→ **Stated problem**
Locate every line in the material below that has the word "this". Copy each of those lines.

→ **A block of data**

Start

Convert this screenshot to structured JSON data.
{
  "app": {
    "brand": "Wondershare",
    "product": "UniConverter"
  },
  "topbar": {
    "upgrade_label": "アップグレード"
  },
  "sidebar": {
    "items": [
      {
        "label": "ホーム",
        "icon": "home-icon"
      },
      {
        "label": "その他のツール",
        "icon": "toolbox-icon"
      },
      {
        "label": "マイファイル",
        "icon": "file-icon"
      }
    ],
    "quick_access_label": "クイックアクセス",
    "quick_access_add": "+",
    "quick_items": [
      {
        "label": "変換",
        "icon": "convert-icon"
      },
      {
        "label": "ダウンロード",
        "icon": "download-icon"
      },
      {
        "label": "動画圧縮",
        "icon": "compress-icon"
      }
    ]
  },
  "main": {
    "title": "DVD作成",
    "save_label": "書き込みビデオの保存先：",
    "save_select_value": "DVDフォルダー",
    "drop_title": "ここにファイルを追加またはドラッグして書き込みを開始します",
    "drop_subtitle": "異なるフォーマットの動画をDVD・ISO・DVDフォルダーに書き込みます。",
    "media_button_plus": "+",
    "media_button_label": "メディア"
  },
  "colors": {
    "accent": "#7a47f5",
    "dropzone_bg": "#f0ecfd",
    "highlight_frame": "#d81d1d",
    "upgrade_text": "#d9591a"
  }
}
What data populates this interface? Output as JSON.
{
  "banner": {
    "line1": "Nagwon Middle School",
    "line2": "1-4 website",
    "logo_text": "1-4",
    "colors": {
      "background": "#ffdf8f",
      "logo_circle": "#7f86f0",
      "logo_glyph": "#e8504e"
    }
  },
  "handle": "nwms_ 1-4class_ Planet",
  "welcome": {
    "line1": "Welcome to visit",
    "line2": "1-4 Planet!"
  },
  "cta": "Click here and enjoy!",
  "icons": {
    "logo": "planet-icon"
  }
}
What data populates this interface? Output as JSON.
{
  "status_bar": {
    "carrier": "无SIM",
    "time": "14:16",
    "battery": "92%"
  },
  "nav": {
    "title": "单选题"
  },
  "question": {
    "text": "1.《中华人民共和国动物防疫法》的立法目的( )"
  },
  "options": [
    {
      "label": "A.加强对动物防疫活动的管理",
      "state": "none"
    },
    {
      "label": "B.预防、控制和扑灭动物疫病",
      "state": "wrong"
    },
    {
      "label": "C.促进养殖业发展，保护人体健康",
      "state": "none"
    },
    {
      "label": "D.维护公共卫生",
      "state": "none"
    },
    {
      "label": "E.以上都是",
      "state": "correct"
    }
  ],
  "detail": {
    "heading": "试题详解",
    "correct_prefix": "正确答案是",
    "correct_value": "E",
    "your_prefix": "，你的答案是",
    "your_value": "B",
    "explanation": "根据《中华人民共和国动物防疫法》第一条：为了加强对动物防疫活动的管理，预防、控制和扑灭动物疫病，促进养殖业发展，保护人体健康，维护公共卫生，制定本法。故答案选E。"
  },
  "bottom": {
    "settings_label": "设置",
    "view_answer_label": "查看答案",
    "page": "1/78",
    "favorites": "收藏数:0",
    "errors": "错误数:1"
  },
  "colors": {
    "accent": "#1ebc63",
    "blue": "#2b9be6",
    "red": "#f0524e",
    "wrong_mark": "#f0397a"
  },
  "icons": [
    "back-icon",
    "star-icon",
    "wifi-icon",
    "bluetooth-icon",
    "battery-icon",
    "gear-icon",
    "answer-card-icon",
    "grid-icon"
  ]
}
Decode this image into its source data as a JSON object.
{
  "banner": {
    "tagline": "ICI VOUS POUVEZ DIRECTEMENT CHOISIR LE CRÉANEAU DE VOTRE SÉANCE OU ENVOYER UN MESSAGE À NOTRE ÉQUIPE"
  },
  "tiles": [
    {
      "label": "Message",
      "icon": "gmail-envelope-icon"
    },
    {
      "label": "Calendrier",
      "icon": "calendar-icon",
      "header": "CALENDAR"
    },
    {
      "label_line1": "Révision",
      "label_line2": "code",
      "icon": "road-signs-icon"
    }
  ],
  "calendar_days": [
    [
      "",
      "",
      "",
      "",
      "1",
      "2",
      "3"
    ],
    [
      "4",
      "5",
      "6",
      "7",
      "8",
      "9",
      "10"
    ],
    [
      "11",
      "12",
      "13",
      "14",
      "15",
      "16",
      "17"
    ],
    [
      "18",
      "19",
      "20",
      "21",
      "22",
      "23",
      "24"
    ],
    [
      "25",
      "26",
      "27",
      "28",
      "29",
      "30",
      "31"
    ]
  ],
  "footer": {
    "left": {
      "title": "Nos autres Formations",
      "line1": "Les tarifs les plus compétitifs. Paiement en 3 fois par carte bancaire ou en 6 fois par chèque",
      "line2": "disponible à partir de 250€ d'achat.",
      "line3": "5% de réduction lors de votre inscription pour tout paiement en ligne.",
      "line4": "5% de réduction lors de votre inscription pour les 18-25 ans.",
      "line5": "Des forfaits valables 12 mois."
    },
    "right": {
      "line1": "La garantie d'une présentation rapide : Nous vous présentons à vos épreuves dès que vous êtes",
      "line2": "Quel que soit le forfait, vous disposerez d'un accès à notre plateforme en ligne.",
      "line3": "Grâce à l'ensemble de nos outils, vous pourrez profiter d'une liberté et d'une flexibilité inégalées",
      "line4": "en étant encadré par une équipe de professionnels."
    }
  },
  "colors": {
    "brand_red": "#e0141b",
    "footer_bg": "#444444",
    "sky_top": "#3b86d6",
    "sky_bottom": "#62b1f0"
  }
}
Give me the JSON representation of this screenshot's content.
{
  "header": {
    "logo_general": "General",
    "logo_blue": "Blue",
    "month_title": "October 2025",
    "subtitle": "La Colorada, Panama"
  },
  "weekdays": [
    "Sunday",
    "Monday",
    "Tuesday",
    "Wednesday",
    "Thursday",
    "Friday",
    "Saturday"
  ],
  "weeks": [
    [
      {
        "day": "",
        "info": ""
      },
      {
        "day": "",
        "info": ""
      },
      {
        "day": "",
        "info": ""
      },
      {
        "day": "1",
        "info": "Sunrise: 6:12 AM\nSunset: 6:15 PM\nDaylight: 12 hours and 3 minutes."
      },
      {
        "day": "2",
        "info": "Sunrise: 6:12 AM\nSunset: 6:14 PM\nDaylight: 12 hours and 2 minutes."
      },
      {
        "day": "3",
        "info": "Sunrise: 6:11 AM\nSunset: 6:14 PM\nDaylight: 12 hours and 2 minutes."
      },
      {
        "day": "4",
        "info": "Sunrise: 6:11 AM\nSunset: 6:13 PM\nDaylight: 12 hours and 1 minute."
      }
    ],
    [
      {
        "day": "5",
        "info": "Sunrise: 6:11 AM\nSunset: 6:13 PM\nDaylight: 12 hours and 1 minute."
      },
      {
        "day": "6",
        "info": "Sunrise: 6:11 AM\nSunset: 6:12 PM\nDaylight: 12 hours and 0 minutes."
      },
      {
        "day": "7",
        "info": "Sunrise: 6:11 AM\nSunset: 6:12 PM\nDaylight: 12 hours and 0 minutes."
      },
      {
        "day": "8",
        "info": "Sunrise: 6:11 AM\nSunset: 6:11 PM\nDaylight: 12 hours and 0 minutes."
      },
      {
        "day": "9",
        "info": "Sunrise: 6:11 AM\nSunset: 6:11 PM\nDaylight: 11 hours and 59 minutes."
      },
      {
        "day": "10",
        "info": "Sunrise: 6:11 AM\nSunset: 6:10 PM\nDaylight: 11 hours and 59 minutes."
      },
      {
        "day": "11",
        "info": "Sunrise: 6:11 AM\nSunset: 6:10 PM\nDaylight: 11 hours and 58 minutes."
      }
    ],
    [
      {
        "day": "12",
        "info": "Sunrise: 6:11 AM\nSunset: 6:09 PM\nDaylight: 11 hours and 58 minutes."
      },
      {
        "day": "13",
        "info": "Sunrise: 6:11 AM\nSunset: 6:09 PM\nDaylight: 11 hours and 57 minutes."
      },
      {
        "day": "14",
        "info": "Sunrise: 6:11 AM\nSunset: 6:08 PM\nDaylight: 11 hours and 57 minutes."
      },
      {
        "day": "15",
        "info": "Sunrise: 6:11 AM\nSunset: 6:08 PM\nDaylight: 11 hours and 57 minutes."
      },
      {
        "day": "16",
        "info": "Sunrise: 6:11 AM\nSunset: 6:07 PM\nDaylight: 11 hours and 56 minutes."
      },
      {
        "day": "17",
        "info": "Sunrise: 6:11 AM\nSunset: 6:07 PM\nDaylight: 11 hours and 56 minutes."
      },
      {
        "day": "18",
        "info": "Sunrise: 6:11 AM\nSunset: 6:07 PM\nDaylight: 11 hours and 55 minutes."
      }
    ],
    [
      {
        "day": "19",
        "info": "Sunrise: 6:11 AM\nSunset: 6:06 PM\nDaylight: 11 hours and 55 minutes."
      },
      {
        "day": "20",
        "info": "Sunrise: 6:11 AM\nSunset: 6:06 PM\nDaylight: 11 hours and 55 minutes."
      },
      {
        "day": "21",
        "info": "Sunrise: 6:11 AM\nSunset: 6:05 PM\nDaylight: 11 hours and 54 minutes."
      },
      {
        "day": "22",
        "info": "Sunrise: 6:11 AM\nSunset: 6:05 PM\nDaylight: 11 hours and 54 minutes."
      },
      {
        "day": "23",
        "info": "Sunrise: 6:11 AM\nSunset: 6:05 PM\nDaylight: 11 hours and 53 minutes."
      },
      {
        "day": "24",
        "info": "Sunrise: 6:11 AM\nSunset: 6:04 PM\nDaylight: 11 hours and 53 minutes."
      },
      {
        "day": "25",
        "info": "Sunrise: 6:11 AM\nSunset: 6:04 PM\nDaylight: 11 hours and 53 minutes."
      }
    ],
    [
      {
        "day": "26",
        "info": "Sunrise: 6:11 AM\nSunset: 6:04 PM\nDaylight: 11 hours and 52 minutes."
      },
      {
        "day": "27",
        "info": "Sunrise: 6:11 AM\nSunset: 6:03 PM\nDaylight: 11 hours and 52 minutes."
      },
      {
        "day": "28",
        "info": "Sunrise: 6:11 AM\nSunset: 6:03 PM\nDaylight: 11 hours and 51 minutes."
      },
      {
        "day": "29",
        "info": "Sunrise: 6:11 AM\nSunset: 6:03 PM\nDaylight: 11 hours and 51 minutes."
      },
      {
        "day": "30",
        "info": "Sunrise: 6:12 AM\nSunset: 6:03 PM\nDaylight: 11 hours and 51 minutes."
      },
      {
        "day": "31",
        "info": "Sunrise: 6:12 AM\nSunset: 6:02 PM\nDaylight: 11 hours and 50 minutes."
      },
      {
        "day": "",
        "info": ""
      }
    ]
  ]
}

End

→ **Exercise solution**
Convert this screenshot to structured JSON data.
What data populates this interface? Output as JSON.
What data populates this interface? Output as JSON.
Decode this image into its source data as a JSON object.
Give me the JSON representation of this screenshot's content.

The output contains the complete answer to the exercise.